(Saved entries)
--------------------------------------------------
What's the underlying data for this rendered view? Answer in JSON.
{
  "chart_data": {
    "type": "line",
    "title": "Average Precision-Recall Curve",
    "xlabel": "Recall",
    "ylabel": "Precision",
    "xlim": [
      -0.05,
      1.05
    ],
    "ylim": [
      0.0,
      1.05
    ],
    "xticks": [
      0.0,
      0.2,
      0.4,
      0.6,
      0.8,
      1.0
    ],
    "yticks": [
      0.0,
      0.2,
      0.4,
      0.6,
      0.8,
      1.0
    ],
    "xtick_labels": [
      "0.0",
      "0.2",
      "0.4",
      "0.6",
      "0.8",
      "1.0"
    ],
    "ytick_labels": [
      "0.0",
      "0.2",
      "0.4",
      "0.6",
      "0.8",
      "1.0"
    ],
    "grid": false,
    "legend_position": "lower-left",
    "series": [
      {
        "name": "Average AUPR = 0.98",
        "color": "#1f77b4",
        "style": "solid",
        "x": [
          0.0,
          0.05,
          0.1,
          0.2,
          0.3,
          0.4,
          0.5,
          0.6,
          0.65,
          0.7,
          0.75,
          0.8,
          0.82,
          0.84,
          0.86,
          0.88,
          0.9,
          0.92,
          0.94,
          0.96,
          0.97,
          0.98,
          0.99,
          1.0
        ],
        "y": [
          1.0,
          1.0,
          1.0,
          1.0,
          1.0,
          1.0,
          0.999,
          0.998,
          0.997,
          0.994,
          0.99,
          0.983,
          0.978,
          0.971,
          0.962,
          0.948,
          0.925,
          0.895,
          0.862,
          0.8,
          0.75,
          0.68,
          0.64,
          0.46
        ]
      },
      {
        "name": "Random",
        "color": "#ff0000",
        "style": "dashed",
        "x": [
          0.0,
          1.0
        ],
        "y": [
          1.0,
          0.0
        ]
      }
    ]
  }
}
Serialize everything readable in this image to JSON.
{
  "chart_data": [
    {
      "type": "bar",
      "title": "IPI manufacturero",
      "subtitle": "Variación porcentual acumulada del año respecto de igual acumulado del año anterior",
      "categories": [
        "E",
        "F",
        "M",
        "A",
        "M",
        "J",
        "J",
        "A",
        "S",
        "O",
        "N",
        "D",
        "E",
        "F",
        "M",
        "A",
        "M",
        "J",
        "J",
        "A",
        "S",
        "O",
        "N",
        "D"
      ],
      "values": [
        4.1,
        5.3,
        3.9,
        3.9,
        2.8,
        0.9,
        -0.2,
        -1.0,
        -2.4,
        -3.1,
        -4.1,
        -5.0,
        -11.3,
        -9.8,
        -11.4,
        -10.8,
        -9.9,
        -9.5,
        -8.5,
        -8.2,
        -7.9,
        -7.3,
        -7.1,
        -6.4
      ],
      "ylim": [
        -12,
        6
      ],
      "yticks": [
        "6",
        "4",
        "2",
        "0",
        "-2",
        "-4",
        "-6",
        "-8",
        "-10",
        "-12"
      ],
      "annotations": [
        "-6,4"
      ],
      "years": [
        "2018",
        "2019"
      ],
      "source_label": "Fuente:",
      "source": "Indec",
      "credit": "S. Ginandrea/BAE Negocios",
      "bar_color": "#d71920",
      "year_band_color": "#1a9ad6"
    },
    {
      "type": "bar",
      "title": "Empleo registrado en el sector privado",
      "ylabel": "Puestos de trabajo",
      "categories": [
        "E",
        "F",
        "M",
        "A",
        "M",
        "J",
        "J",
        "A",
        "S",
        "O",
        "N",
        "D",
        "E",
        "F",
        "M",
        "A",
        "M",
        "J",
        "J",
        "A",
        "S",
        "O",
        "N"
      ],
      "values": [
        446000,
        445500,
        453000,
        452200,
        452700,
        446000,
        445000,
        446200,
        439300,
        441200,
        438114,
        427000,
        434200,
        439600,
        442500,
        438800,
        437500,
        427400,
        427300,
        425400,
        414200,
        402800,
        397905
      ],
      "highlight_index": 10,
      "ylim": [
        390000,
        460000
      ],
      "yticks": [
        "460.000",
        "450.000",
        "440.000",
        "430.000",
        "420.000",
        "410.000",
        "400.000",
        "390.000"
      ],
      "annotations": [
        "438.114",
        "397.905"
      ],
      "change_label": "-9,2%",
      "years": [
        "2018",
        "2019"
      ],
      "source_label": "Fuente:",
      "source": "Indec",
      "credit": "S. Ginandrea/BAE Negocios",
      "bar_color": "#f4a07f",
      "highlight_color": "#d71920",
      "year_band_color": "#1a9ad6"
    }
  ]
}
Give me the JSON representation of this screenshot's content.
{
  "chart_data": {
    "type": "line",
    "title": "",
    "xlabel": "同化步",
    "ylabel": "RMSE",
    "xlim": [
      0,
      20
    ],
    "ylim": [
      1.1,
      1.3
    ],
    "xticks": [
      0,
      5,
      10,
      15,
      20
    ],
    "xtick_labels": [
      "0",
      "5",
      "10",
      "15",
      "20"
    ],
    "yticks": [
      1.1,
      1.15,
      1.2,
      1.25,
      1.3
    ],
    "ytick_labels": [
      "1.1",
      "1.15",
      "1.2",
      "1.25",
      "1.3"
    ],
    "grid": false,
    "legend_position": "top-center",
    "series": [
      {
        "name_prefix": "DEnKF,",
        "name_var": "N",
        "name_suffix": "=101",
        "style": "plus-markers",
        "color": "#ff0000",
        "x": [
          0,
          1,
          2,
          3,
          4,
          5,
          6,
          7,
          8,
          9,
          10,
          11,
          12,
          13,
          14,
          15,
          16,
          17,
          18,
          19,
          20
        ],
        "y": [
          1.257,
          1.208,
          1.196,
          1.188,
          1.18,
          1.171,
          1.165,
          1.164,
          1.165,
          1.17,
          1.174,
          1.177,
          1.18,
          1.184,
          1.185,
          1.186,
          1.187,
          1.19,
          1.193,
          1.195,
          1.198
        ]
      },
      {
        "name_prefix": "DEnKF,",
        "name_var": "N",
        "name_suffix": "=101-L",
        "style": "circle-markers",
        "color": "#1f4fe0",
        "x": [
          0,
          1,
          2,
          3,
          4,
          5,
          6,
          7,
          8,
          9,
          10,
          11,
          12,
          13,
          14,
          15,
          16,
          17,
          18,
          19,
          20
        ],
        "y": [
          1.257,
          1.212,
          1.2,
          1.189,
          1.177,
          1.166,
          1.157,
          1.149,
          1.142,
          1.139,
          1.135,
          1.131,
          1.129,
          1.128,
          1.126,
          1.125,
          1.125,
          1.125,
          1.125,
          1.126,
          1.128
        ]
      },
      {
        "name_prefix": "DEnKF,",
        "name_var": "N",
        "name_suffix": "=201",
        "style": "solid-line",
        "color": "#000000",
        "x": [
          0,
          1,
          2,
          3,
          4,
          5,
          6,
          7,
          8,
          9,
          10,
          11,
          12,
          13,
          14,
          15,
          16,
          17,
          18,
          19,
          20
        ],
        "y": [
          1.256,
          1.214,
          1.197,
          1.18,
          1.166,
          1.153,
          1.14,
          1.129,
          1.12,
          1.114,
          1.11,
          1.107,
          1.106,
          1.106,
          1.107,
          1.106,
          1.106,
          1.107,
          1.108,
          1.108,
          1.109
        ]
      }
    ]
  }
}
--------------------------------------------------
Instruction:
Once more, set down the full listing, verbatim.

Answer to the exercise:
What's the underlying data for this rendered view? Answer in JSON.
{
  "chart_data": {
    "type": "line",
    "title": "Average Precision-Recall Curve",
    "xlabel": "Recall",
    "ylabel": "Precision",
    "xlim": [
      -0.05,
      1.05
    ],
    "ylim": [
      0.0,
      1.05
    ],
    "xticks": [
      0.0,
      0.2,
      0.4,
      0.6,
      0.8,
      1.0
    ],
    "yticks": [
      0.0,
      0.2,
      0.4,
      0.6,
      0.8,
      1.0
    ],
    "xtick_labels": [
      "0.0",
      "0.2",
      "0.4",
      "0.6",
      "0.8",
      "1.0"
    ],
    "ytick_labels": [
      "0.0",
      "0.2",
      "0.4",
      "0.6",
      "0.8",
      "1.0"
    ],
    "grid": false,
    "legend_position": "lower-left",
    "series": [
      {
        "name": "Average AUPR = 0.98",
        "color": "#1f77b4",
        "style": "solid",
        "x": [
          0.0,
          0.05,
          0.1,
          0.2,
          0.3,
          0.4,
          0.5,
          0.6,
          0.65,
          0.7,
          0.75,
          0.8,
          0.82,
          0.84,
          0.86,
          0.88,
          0.9,
          0.92,
          0.94,
          0.96,
          0.97,
          0.98,
          0.99,
          1.0
        ],
        "y": [
          1.0,
          1.0,
          1.0,
          1.0,
          1.0,
          1.0,
          0.999,
          0.998,
          0.997,
          0.994,
          0.99,
          0.983,
          0.978,
          0.971,
          0.962,
          0.948,
          0.925,
          0.895,
          0.862,
          0.8,
          0.75,
          0.68,
          0.64,
          0.46
        ]
      },
      {
        "name": "Random",
        "color": "#ff0000",
        "style": "dashed",
        "x": [
          0.0,
          1.0
        ],
        "y": [
          1.0,
          0.0
        ]
      }
    ]
  }
}
Serialize everything readable in this image to JSON.
{
  "chart_data": [
    {
      "type": "bar",
      "title": "IPI manufacturero",
      "subtitle": "Variación porcentual acumulada del año respecto de igual acumulado del año anterior",
      "categories": [
        "E",
        "F",
        "M",
        "A",
        "M",
        "J",
        "J",
        "A",
        "S",
        "O",
        "N",
        "D",
        "E",
        "F",
        "M",
        "A",
        "M",
        "J",
        "J",
        "A",
        "S",
        "O",
        "N",
        "D"
      ],
      "values": [
        4.1,
        5.3,
        3.9,
        3.9,
        2.8,
        0.9,
        -0.2,
        -1.0,
        -2.4,
        -3.1,
        -4.1,
        -5.0,
        -11.3,
        -9.8,
        -11.4,
        -10.8,
        -9.9,
        -9.5,
        -8.5,
        -8.2,
        -7.9,
        -7.3,
        -7.1,
        -6.4
      ],
      "ylim": [
        -12,
        6
      ],
      "yticks": [
        "6",
        "4",
        "2",
        "0",
        "-2",
        "-4",
        "-6",
        "-8",
        "-10",
        "-12"
      ],
      "annotations": [
        "-6,4"
      ],
      "years": [
        "2018",
        "2019"
      ],
      "source_label": "Fuente:",
      "source": "Indec",
      "credit": "S. Ginandrea/BAE Negocios",
      "bar_color": "#d71920",
      "year_band_color": "#1a9ad6"
    },
    {
      "type": "bar",
      "title": "Empleo registrado en el sector privado",
      "ylabel": "Puestos de trabajo",
      "categories": [
        "E",
        "F",
        "M",
        "A",
        "M",
        "J",
        "J",
        "A",
        "S",
        "O",
        "N",
        "D",
        "E",
        "F",
        "M",
        "A",
        "M",
        "J",
        "J",
        "A",
        "S",
        "O",
        "N"
      ],
      "values": [
        446000,
        445500,
        453000,
        452200,
        452700,
        446000,
        445000,
        446200,
        439300,
        441200,
        438114,
        427000,
        434200,
        439600,
        442500,
        438800,
        437500,
        427400,
        427300,
        425400,
        414200,
        402800,
        397905
      ],
      "highlight_index": 10,
      "ylim": [
        390000,
        460000
      ],
      "yticks": [
        "460.000",
        "450.000",
        "440.000",
        "430.000",
        "420.000",
        "410.000",
        "400.000",
        "390.000"
      ],
      "annotations": [
        "438.114",
        "397.905"
      ],
      "change_label": "-9,2%",
      "years": [
        "2018",
        "2019"
      ],
      "source_label": "Fuente:",
      "source": "Indec",
      "credit": "S. Ginandrea/BAE Negocios",
      "bar_color": "#f4a07f",
      "highlight_color": "#d71920",
      "year_band_color": "#1a9ad6"
    }
  ]
}
Give me the JSON representation of this screenshot's content.
{
  "chart_data": {
    "type": "line",
    "title": "",
    "xlabel": "同化步",
    "ylabel": "RMSE",
    "xlim": [
      0,
      20
    ],
    "ylim": [
      1.1,
      1.3
    ],
    "xticks": [
      0,
      5,
      10,
      15,
      20
    ],
    "xtick_labels": [
      "0",
      "5",
      "10",
      "15",
      "20"
    ],
    "yticks": [
      1.1,
      1.15,
      1.2,
      1.25,
      1.3
    ],
    "ytick_labels": [
      "1.1",
      "1.15",
      "1.2",
      "1.25",
      "1.3"
    ],
    "grid": false,
    "legend_position": "top-center",
    "series": [
      {
        "name_prefix": "DEnKF,",
        "name_var": "N",
        "name_suffix": "=101",
        "style": "plus-markers",
        "color": "#ff0000",
        "x": [
          0,
          1,
          2,
          3,
          4,
          5,
          6,
          7,
          8,
          9,
          10,
          11,
          12,
          13,
          14,
          15,
          16,
          17,
          18,
          19,
          20
        ],
        "y": [
          1.257,
          1.208,
          1.196,
          1.188,
          1.18,
          1.171,
          1.165,
          1.164,
          1.165,
          1.17,
          1.174,
          1.177,
          1.18,
          1.184,
          1.185,
          1.186,
          1.187,
          1.19,
          1.193,
          1.195,
          1.198
        ]
      },
      {
        "name_prefix": "DEnKF,",
        "name_var": "N",
        "name_suffix": "=101-L",
        "style": "circle-markers",
        "color": "#1f4fe0",
        "x": [
          0,
          1,
          2,
          3,
          4,
          5,
          6,
          7,
          8,
          9,
          10,
          11,
          12,
          13,
          14,
          15,
          16,
          17,
          18,
          19,
          20
        ],
        "y": [
          1.257,
          1.212,
          1.2,
          1.189,
          1.177,
          1.166,
          1.157,
          1.149,
          1.142,
          1.139,
          1.135,
          1.131,
          1.129,
          1.128,
          1.126,
          1.125,
          1.125,
          1.125,
          1.125,
          1.126,
          1.128
        ]
      },
      {
        "name_prefix": "DEnKF,",
        "name_var": "N",
        "name_suffix": "=201",
        "style": "solid-line",
        "color": "#000000",
        "x": [
          0,
          1,
          2,
          3,
          4,
          5,
          6,
          7,
          8,
          9,
          10,
          11,
          12,
          13,
          14,
          15,
          16,
          17,
          18,
          19,
          20
        ],
        "y": [
          1.256,
          1.214,
          1.197,
          1.18,
          1.166,
          1.153,
          1.14,
          1.129,
          1.12,
          1.114,
          1.11,
          1.107,
          1.106,
          1.106,
          1.107,
          1.106,
          1.106,
          1.107,
          1.108,
          1.108,
          1.109
        ]
      }
    ]
  }
}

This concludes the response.